YOUR INSTRUCTIONS
Copy out every line that contains the word "comes".

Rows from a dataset
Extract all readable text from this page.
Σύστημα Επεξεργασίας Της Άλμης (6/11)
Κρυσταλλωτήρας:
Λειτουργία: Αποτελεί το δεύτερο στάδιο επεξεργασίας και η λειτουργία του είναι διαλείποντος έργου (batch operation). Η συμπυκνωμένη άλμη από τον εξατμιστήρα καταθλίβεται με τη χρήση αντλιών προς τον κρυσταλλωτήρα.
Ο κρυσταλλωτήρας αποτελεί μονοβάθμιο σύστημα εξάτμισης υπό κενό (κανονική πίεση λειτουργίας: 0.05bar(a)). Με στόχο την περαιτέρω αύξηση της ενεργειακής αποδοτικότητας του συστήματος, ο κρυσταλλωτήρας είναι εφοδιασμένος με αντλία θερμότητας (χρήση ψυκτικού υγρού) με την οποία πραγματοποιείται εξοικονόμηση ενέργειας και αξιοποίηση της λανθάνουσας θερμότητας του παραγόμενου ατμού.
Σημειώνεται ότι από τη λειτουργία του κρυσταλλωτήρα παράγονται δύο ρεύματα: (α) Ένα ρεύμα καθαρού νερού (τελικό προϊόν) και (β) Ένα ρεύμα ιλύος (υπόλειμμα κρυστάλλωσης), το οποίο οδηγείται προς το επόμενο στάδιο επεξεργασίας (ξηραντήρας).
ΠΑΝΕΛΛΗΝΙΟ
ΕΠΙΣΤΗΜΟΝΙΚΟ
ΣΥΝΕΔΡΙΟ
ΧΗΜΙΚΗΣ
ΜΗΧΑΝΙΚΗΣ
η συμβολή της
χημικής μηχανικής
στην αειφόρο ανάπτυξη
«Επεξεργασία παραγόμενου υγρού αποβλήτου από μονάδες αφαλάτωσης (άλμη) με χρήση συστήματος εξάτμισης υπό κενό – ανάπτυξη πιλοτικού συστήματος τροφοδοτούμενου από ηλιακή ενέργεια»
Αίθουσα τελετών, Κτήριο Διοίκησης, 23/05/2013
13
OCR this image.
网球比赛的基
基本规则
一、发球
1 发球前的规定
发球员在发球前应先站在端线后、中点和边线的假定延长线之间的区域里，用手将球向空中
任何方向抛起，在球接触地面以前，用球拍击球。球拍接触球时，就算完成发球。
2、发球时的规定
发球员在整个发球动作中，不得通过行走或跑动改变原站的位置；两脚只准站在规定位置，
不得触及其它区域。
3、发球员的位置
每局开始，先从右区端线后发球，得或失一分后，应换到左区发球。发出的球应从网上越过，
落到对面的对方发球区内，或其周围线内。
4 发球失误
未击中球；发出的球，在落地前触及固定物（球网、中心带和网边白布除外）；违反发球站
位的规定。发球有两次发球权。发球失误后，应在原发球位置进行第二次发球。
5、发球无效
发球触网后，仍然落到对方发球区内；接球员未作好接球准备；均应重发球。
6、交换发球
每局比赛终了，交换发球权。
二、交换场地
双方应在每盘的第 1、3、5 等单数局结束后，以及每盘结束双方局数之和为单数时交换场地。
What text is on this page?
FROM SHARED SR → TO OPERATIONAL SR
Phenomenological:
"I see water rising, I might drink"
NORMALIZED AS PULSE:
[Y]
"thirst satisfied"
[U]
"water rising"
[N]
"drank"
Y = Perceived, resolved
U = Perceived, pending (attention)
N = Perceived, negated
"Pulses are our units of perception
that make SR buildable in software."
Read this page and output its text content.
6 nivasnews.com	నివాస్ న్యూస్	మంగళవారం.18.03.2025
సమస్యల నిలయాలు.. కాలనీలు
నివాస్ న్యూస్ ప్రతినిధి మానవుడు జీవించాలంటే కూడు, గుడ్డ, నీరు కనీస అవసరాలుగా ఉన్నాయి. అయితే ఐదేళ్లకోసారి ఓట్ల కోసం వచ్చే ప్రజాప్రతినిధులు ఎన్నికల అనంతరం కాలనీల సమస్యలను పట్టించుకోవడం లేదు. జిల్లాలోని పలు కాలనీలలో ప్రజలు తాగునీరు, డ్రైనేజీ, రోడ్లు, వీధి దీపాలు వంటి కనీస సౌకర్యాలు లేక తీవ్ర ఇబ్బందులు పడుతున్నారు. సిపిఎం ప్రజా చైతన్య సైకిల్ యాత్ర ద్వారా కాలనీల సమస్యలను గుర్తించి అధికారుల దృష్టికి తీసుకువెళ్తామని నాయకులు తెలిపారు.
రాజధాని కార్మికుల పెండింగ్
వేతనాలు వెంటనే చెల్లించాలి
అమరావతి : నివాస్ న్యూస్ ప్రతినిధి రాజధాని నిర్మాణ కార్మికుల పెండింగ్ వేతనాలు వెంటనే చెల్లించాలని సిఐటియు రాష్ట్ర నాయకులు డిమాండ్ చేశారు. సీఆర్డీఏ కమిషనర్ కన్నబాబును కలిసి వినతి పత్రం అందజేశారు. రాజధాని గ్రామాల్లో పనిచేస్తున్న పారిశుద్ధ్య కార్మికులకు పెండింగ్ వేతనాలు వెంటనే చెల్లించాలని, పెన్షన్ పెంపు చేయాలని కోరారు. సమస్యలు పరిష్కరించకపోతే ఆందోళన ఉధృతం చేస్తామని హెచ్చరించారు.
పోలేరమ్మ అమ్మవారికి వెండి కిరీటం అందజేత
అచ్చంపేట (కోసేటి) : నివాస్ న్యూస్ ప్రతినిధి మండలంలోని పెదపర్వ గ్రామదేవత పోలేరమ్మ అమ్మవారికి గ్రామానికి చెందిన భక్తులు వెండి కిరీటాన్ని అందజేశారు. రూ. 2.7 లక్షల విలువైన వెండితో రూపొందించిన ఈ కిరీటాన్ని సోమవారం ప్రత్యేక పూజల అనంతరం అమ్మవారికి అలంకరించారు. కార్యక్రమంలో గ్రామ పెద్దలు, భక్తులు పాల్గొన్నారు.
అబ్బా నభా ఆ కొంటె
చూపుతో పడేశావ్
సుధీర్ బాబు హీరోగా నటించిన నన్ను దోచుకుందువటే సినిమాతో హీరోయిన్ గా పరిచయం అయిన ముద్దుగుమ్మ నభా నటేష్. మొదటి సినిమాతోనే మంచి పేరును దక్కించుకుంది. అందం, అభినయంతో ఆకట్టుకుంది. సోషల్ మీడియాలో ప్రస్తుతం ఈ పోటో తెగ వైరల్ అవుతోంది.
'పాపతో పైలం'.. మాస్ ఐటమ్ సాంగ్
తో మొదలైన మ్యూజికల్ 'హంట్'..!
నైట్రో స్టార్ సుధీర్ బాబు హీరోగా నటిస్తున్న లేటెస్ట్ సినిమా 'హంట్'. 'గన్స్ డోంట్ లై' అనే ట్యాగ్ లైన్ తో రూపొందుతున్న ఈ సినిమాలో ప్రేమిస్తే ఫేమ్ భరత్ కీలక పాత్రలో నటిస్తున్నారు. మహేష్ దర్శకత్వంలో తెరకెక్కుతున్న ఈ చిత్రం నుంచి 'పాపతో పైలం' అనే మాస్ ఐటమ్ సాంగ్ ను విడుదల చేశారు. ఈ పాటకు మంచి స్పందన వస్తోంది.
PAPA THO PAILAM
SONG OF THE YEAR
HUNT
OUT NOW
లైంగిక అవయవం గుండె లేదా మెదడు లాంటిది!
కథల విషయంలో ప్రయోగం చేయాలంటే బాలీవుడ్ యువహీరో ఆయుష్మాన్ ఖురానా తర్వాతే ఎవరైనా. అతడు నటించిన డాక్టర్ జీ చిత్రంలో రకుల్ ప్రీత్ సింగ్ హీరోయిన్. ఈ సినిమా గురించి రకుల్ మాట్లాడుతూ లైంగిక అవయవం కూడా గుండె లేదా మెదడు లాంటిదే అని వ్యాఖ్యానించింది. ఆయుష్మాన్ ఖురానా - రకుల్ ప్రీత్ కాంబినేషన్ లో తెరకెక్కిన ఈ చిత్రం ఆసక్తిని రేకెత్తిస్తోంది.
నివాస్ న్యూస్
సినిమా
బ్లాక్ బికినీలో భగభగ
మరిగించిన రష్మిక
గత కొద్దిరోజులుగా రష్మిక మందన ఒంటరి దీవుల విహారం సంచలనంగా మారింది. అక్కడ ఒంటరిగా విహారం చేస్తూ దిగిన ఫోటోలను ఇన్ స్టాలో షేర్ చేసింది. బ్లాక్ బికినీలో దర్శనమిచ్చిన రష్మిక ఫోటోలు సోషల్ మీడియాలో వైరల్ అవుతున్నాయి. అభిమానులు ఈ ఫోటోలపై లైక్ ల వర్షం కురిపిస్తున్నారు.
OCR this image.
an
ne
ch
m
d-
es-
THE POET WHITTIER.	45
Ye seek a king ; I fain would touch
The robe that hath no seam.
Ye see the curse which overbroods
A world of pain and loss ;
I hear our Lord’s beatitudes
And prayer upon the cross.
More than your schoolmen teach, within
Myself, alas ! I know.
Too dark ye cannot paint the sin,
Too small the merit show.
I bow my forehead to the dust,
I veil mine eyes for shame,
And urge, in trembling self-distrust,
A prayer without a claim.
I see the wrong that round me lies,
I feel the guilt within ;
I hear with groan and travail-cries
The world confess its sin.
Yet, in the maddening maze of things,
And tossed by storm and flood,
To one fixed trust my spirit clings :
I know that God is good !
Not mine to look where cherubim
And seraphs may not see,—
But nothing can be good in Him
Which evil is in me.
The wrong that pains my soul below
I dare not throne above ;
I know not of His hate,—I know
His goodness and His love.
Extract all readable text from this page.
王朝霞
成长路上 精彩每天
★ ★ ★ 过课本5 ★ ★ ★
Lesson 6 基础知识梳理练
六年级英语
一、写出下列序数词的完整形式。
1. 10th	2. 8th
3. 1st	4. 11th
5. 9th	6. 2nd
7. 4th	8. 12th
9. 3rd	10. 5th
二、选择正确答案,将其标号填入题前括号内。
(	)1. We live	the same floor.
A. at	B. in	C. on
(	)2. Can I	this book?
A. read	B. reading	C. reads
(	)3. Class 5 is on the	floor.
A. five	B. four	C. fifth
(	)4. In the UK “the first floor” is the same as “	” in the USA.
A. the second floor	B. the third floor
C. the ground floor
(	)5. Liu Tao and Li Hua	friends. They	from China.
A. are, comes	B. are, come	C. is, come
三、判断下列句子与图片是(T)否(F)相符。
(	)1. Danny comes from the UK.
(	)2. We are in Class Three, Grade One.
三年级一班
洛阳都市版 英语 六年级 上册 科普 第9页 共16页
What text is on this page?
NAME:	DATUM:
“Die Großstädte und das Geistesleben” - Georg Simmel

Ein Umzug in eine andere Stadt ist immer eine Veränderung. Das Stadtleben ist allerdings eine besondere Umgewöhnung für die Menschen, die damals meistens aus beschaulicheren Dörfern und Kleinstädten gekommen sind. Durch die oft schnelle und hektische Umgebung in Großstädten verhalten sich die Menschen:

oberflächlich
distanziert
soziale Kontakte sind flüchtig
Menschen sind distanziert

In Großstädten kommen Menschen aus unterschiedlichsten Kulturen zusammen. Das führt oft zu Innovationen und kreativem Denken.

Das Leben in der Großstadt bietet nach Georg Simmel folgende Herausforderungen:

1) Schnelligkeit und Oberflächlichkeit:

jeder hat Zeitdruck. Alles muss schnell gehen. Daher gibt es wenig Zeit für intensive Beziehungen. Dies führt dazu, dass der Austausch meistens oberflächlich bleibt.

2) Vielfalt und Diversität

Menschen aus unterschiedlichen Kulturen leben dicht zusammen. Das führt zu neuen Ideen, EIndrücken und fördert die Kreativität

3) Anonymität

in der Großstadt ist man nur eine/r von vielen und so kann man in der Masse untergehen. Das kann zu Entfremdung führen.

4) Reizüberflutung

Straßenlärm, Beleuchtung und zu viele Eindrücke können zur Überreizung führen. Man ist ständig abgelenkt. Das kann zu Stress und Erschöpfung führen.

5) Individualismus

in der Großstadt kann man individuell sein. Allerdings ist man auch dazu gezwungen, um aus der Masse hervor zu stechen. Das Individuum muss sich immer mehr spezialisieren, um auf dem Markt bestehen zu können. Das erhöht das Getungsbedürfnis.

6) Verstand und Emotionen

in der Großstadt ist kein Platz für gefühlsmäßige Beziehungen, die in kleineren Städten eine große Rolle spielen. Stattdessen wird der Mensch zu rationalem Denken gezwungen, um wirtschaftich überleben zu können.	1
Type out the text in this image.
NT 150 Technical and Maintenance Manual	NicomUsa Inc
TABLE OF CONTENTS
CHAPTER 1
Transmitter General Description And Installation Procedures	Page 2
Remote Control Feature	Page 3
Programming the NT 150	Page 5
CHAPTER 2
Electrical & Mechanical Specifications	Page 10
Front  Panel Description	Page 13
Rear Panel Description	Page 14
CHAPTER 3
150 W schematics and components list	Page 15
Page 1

EXERCISE SOLUTION
A. are, comes	B. are, come	C. is, come
(	)1. Danny comes from the UK.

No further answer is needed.